**Task details**
Extract and list every line that contains the word "xlabel".
— begin Input data —
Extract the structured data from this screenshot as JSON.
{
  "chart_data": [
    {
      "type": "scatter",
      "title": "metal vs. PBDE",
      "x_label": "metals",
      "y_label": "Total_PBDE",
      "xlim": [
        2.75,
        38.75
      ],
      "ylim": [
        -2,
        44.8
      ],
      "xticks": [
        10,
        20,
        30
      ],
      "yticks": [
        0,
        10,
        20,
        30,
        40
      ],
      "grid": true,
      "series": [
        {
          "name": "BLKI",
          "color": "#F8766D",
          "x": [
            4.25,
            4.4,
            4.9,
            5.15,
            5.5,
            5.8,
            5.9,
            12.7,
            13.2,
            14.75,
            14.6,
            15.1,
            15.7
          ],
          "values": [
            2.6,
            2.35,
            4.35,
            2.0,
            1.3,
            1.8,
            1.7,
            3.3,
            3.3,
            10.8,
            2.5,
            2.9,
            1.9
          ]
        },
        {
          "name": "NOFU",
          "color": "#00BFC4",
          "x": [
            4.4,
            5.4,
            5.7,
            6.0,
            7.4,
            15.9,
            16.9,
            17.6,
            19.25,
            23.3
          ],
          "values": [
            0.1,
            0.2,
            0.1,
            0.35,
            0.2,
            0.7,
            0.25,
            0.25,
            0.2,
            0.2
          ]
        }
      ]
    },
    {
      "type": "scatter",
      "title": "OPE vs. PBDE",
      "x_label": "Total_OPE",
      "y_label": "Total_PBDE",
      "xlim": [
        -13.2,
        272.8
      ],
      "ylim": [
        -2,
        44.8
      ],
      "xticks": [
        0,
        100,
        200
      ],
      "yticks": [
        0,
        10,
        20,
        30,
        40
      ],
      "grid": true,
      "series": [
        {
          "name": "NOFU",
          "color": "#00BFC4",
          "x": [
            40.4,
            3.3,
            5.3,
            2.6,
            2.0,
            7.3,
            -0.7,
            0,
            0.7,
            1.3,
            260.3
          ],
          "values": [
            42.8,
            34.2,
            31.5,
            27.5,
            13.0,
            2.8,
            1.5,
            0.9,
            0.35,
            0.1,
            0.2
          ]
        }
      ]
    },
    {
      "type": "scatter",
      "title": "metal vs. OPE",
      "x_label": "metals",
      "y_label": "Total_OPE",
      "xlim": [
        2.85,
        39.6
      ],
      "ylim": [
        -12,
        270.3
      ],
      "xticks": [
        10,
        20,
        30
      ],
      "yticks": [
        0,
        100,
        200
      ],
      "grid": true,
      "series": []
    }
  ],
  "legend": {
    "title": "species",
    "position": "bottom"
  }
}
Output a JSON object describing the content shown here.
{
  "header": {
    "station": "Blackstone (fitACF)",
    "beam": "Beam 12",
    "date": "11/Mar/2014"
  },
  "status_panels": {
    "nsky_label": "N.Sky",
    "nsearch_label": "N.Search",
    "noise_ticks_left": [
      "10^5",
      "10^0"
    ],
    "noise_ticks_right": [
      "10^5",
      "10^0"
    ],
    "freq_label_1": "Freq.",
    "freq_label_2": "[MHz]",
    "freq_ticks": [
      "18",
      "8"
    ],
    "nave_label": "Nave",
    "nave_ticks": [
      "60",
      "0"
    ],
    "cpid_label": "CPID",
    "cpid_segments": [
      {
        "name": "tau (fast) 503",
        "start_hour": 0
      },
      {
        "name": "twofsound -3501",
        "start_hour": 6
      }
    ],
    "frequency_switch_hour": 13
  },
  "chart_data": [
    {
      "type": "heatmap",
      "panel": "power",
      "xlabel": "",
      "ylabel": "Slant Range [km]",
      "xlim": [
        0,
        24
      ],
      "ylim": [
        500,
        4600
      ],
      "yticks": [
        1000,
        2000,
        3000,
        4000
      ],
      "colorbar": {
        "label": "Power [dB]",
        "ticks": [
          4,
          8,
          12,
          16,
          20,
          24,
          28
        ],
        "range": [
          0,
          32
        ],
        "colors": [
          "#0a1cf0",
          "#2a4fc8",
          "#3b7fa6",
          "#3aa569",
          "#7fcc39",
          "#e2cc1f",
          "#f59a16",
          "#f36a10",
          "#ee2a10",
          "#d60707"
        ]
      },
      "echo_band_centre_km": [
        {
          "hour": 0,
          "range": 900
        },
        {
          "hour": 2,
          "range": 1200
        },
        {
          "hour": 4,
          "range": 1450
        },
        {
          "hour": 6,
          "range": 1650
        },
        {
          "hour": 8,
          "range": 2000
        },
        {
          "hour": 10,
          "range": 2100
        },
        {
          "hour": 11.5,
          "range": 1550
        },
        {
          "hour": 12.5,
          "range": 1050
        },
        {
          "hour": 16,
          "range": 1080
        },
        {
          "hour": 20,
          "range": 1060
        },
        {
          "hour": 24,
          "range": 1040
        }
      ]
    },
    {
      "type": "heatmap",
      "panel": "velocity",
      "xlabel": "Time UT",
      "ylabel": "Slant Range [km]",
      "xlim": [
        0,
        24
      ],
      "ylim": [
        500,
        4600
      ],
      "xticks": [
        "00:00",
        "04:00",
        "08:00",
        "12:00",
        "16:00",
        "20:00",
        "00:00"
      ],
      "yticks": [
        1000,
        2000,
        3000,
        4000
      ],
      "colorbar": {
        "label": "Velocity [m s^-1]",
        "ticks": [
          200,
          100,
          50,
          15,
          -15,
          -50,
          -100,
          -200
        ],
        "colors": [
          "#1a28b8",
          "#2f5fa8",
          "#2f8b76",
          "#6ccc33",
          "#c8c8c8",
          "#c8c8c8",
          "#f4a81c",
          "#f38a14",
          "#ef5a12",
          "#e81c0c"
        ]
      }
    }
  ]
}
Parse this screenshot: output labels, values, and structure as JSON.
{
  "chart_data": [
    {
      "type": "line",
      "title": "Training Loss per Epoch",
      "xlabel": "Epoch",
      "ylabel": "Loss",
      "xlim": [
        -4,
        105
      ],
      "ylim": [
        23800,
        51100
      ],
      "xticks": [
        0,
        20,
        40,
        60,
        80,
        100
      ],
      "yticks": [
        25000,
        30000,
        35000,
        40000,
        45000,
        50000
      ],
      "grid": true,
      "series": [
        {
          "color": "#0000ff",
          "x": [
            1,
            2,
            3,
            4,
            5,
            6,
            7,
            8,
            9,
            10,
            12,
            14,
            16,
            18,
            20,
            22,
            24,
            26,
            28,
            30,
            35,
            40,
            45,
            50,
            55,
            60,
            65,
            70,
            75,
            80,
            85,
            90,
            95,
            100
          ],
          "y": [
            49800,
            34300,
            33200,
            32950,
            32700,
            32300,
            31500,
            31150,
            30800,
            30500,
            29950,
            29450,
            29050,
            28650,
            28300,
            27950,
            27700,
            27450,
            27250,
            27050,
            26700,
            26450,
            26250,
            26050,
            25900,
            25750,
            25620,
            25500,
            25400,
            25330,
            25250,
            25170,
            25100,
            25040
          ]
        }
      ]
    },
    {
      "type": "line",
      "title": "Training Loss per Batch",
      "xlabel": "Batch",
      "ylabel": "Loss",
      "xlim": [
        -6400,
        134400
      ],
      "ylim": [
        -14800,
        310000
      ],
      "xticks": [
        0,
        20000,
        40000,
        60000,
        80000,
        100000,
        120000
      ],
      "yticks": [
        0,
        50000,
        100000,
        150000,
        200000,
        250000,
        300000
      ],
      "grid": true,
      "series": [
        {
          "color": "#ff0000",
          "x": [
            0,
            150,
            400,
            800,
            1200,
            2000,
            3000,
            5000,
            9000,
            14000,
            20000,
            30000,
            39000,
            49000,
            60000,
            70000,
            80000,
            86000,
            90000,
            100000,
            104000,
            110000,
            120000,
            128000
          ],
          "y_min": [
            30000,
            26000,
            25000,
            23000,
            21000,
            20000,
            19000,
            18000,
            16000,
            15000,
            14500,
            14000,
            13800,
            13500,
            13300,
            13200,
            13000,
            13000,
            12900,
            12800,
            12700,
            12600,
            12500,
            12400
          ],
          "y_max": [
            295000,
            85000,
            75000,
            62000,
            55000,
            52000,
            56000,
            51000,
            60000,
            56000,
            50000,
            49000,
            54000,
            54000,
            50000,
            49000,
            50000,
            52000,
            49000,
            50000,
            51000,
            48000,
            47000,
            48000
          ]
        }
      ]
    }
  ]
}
— end Input data —
**Finished answer**
      "xlabel": "",
      "xlabel": "Time UT",
      "xlabel": "Epoch",
      "xlabel": "Batch",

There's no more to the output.